(Extracted records)

= = = = =

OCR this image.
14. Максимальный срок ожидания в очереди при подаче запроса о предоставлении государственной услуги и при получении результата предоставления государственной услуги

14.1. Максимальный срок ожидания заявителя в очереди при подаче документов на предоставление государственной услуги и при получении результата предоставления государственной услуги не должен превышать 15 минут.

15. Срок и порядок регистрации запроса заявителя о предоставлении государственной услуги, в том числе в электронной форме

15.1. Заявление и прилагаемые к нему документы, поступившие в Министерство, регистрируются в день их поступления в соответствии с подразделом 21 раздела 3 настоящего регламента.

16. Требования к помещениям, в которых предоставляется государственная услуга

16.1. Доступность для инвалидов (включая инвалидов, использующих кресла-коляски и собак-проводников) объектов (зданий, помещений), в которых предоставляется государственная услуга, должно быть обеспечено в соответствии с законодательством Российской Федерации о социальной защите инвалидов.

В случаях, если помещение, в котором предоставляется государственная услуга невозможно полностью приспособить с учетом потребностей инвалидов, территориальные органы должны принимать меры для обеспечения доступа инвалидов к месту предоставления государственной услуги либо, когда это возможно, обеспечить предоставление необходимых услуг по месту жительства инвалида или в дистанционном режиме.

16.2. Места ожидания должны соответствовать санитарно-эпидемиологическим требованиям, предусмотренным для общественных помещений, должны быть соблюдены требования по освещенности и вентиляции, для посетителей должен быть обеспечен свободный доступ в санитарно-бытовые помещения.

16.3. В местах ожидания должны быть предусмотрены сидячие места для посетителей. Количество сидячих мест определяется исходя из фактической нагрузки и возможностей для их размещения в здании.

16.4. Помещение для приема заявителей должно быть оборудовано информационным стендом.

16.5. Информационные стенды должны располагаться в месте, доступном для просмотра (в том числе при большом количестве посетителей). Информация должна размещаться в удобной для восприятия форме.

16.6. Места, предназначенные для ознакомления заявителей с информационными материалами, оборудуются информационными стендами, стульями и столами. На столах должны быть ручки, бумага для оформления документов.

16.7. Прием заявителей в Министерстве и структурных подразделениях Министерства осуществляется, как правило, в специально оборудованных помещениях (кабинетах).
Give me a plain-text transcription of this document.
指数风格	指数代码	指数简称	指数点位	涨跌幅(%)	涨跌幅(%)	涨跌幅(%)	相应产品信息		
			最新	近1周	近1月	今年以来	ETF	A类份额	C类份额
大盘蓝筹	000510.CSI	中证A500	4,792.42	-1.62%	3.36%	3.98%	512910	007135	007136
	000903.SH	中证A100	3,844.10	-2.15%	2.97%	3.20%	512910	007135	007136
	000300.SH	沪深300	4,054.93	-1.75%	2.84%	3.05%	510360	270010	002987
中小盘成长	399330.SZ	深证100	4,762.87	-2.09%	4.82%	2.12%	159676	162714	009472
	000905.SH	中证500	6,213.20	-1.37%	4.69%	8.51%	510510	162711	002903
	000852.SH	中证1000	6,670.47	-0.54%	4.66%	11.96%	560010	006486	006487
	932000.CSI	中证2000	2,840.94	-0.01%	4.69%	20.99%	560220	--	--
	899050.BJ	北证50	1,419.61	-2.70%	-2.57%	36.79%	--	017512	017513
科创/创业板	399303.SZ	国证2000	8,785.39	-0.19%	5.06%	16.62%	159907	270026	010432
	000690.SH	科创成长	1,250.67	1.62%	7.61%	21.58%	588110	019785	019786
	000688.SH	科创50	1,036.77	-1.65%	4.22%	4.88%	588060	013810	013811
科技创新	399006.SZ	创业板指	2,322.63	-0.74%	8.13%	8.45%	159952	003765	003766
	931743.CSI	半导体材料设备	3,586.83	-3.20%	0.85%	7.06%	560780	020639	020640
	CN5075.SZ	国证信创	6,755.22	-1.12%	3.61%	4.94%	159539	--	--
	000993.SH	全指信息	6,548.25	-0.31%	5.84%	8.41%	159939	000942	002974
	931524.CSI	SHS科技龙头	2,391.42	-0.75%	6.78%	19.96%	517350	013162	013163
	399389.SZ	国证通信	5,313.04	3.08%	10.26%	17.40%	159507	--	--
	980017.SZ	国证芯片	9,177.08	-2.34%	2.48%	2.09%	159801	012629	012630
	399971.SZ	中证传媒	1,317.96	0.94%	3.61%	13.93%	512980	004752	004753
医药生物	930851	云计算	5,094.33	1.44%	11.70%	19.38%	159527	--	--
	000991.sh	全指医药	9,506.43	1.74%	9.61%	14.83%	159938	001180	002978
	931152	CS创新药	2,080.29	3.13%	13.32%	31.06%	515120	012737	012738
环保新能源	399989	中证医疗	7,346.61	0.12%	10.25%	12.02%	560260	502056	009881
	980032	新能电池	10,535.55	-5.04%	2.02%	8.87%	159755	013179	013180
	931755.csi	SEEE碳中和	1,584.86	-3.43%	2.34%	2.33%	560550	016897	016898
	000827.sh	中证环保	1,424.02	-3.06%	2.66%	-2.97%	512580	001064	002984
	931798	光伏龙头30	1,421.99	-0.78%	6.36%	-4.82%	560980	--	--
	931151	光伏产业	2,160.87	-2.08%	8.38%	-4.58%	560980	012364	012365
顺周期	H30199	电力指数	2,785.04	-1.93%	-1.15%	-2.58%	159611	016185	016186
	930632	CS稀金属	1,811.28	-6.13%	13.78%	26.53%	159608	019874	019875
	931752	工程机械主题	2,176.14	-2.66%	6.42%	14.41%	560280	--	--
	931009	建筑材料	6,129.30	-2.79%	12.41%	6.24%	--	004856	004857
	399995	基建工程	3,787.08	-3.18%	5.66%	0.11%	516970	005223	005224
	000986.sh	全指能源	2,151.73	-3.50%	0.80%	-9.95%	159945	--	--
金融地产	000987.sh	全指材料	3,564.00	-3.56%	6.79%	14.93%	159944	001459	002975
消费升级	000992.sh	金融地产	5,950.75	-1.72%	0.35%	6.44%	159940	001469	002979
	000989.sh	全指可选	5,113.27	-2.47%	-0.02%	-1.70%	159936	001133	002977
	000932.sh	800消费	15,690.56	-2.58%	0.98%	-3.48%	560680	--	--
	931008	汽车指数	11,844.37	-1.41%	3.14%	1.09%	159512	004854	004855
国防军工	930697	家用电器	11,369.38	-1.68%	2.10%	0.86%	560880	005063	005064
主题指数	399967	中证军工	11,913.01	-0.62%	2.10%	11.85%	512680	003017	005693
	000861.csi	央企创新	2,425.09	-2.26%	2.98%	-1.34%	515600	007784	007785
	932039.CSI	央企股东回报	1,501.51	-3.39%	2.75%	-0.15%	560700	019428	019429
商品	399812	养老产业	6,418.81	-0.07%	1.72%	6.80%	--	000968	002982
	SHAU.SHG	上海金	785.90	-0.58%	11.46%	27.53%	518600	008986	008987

= = = = =

- What is required: Using the data above, repeat every line exactly.

- Solution:
OCR this image.
14. Максимальный срок ожидания в очереди при подаче запроса о предоставлении государственной услуги и при получении результата предоставления государственной услуги

14.1. Максимальный срок ожидания заявителя в очереди при подаче документов на предоставление государственной услуги и при получении результата предоставления государственной услуги не должен превышать 15 минут.

15. Срок и порядок регистрации запроса заявителя о предоставлении государственной услуги, в том числе в электронной форме

15.1. Заявление и прилагаемые к нему документы, поступившие в Министерство, регистрируются в день их поступления в соответствии с подразделом 21 раздела 3 настоящего регламента.

16. Требования к помещениям, в которых предоставляется государственная услуга

16.1. Доступность для инвалидов (включая инвалидов, использующих кресла-коляски и собак-проводников) объектов (зданий, помещений), в которых предоставляется государственная услуга, должно быть обеспечено в соответствии с законодательством Российской Федерации о социальной защите инвалидов.

В случаях, если помещение, в котором предоставляется государственная услуга невозможно полностью приспособить с учетом потребностей инвалидов, территориальные органы должны принимать меры для обеспечения доступа инвалидов к месту предоставления государственной услуги либо, когда это возможно, обеспечить предоставление необходимых услуг по месту жительства инвалида или в дистанционном режиме.

16.2. Места ожидания должны соответствовать санитарно-эпидемиологическим требованиям, предусмотренным для общественных помещений, должны быть соблюдены требования по освещенности и вентиляции, для посетителей должен быть обеспечен свободный доступ в санитарно-бытовые помещения.

16.3. В местах ожидания должны быть предусмотрены сидячие места для посетителей. Количество сидячих мест определяется исходя из фактической нагрузки и возможностей для их размещения в здании.

16.4. Помещение для приема заявителей должно быть оборудовано информационным стендом.

16.5. Информационные стенды должны располагаться в месте, доступном для просмотра (в том числе при большом количестве посетителей). Информация должна размещаться в удобной для восприятия форме.

16.6. Места, предназначенные для ознакомления заявителей с информационными материалами, оборудуются информационными стендами, стульями и столами. На столах должны быть ручки, бумага для оформления документов.

16.7. Прием заявителей в Министерстве и структурных подразделениях Министерства осуществляется, как правило, в специально оборудованных помещениях (кабинетах).
Give me a plain-text transcription of this document.
指数风格	指数代码	指数简称	指数点位	涨跌幅(%)	涨跌幅(%)	涨跌幅(%)	相应产品信息		
			最新	近1周	近1月	今年以来	ETF	A类份额	C类份额
大盘蓝筹	000510.CSI	中证A500	4,792.42	-1.62%	3.36%	3.98%	512910	007135	007136
	000903.SH	中证A100	3,844.10	-2.15%	2.97%	3.20%	512910	007135	007136
	000300.SH	沪深300	4,054.93	-1.75%	2.84%	3.05%	510360	270010	002987
中小盘成长	399330.SZ	深证100	4,762.87	-2.09%	4.82%	2.12%	159676	162714	009472
	000905.SH	中证500	6,213.20	-1.37%	4.69%	8.51%	510510	162711	002903
	000852.SH	中证1000	6,670.47	-0.54%	4.66%	11.96%	560010	006486	006487
	932000.CSI	中证2000	2,840.94	-0.01%	4.69%	20.99%	560220	--	--
	899050.BJ	北证50	1,419.61	-2.70%	-2.57%	36.79%	--	017512	017513
科创/创业板	399303.SZ	国证2000	8,785.39	-0.19%	5.06%	16.62%	159907	270026	010432
	000690.SH	科创成长	1,250.67	1.62%	7.61%	21.58%	588110	019785	019786
	000688.SH	科创50	1,036.77	-1.65%	4.22%	4.88%	588060	013810	013811
科技创新	399006.SZ	创业板指	2,322.63	-0.74%	8.13%	8.45%	159952	003765	003766
	931743.CSI	半导体材料设备	3,586.83	-3.20%	0.85%	7.06%	560780	020639	020640
	CN5075.SZ	国证信创	6,755.22	-1.12%	3.61%	4.94%	159539	--	--
	000993.SH	全指信息	6,548.25	-0.31%	5.84%	8.41%	159939	000942	002974
	931524.CSI	SHS科技龙头	2,391.42	-0.75%	6.78%	19.96%	517350	013162	013163
	399389.SZ	国证通信	5,313.04	3.08%	10.26%	17.40%	159507	--	--
	980017.SZ	国证芯片	9,177.08	-2.34%	2.48%	2.09%	159801	012629	012630
	399971.SZ	中证传媒	1,317.96	0.94%	3.61%	13.93%	512980	004752	004753
医药生物	930851	云计算	5,094.33	1.44%	11.70%	19.38%	159527	--	--
	000991.sh	全指医药	9,506.43	1.74%	9.61%	14.83%	159938	001180	002978
	931152	CS创新药	2,080.29	3.13%	13.32%	31.06%	515120	012737	012738
环保新能源	399989	中证医疗	7,346.61	0.12%	10.25%	12.02%	560260	502056	009881
	980032	新能电池	10,535.55	-5.04%	2.02%	8.87%	159755	013179	013180
	931755.csi	SEEE碳中和	1,584.86	-3.43%	2.34%	2.33%	560550	016897	016898
	000827.sh	中证环保	1,424.02	-3.06%	2.66%	-2.97%	512580	001064	002984
	931798	光伏龙头30	1,421.99	-0.78%	6.36%	-4.82%	560980	--	--
	931151	光伏产业	2,160.87	-2.08%	8.38%	-4.58%	560980	012364	012365
顺周期	H30199	电力指数	2,785.04	-1.93%	-1.15%	-2.58%	159611	016185	016186
	930632	CS稀金属	1,811.28	-6.13%	13.78%	26.53%	159608	019874	019875
	931752	工程机械主题	2,176.14	-2.66%	6.42%	14.41%	560280	--	--
	931009	建筑材料	6,129.30	-2.79%	12.41%	6.24%	--	004856	004857
	399995	基建工程	3,787.08	-3.18%	5.66%	0.11%	516970	005223	005224
	000986.sh	全指能源	2,151.73	-3.50%	0.80%	-9.95%	159945	--	--
金融地产	000987.sh	全指材料	3,564.00	-3.56%	6.79%	14.93%	159944	001459	002975
消费升级	000992.sh	金融地产	5,950.75	-1.72%	0.35%	6.44%	159940	001469	002979
	000989.sh	全指可选	5,113.27	-2.47%	-0.02%	-1.70%	159936	001133	002977
	000932.sh	800消费	15,690.56	-2.58%	0.98%	-3.48%	560680	--	--
	931008	汽车指数	11,844.37	-1.41%	3.14%	1.09%	159512	004854	004855
国防军工	930697	家用电器	11,369.38	-1.68%	2.10%	0.86%	560880	005063	005064
主题指数	399967	中证军工	11,913.01	-0.62%	2.10%	11.85%	512680	003017	005693
	000861.csi	央企创新	2,425.09	-2.26%	2.98%	-1.34%	515600	007784	007785
	932039.CSI	央企股东回报	1,501.51	-3.39%	2.75%	-0.15%	560700	019428	019429
商品	399812	养老产业	6,418.81	-0.07%	1.72%	6.80%	--	000968	002982
	SHAU.SHG	上海金	785.90	-0.58%	11.46%	27.53%	518600	008986	008987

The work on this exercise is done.